What is needed
Gather every line holding the string "name".

Stored records
----------------
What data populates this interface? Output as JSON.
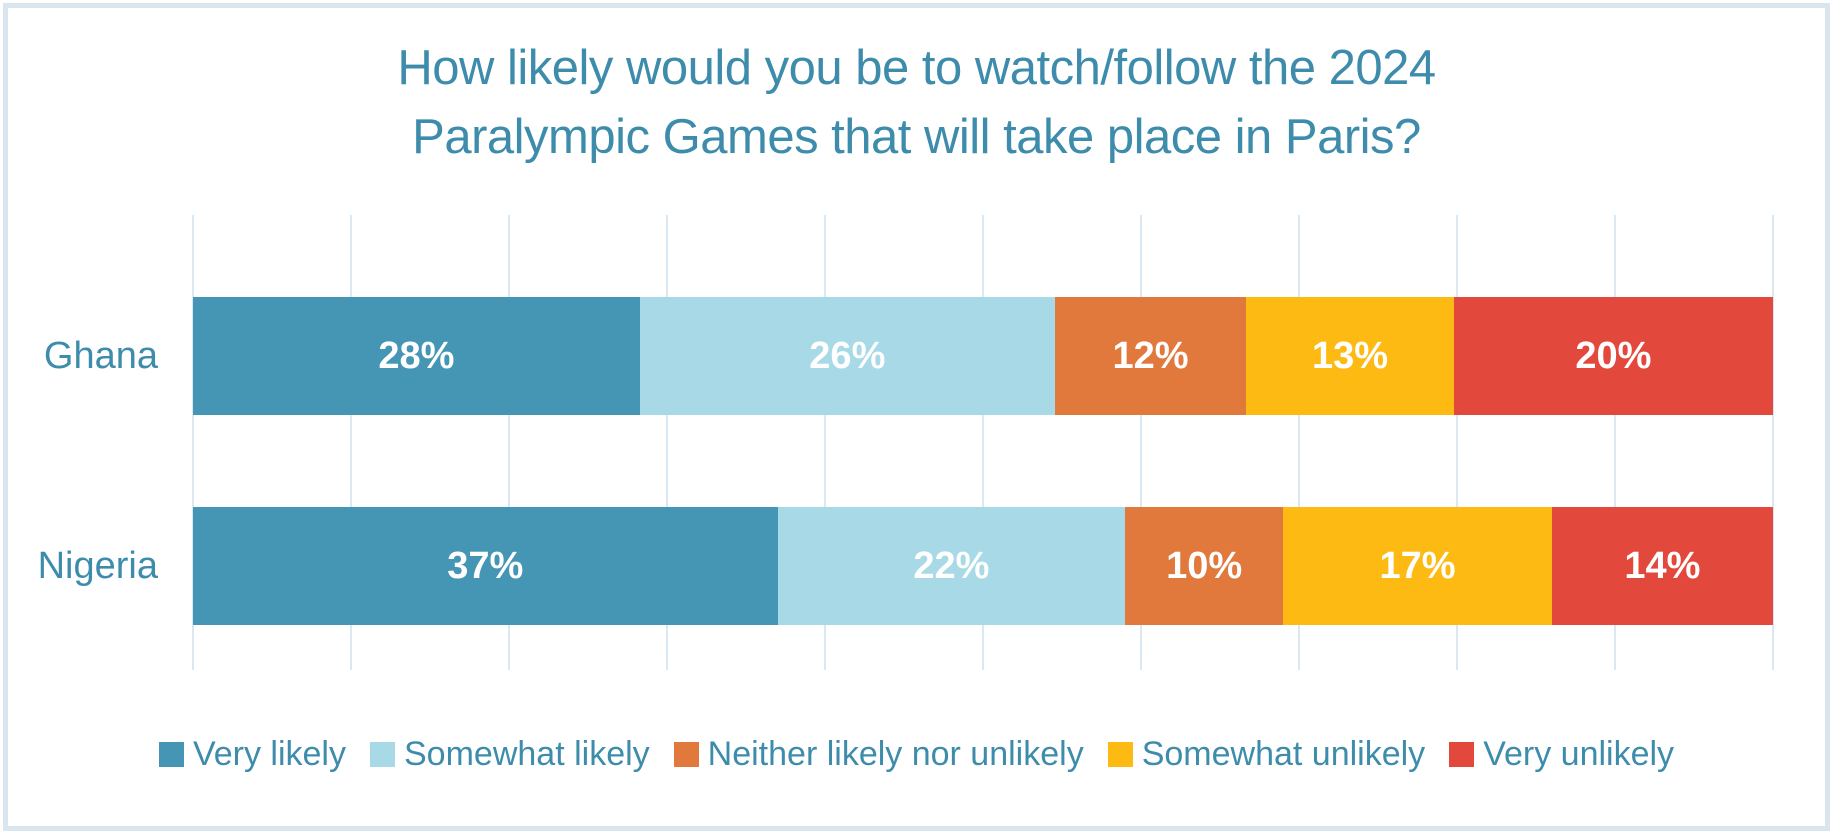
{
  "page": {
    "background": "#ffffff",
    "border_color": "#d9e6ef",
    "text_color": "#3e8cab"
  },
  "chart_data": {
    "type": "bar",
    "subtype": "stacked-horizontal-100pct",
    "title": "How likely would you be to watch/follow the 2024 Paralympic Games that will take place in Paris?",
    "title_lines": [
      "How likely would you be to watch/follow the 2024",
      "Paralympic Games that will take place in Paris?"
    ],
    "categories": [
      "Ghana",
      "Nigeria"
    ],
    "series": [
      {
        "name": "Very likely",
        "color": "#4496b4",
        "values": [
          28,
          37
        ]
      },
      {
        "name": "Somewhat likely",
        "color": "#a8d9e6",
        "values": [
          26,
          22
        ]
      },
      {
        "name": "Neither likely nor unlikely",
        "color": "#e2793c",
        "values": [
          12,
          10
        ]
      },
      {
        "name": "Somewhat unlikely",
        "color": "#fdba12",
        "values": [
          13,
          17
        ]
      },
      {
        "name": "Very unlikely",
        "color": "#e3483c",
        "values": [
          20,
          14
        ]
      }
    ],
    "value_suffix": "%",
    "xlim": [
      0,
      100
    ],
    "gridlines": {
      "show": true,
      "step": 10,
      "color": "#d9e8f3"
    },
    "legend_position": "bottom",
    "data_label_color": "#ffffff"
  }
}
----------------
Expected answer
        "name": "Very likely",
        "name": "Somewhat likely",
        "name": "Neither likely nor unlikely",
        "name": "Somewhat unlikely",
        "name": "Very unlikely",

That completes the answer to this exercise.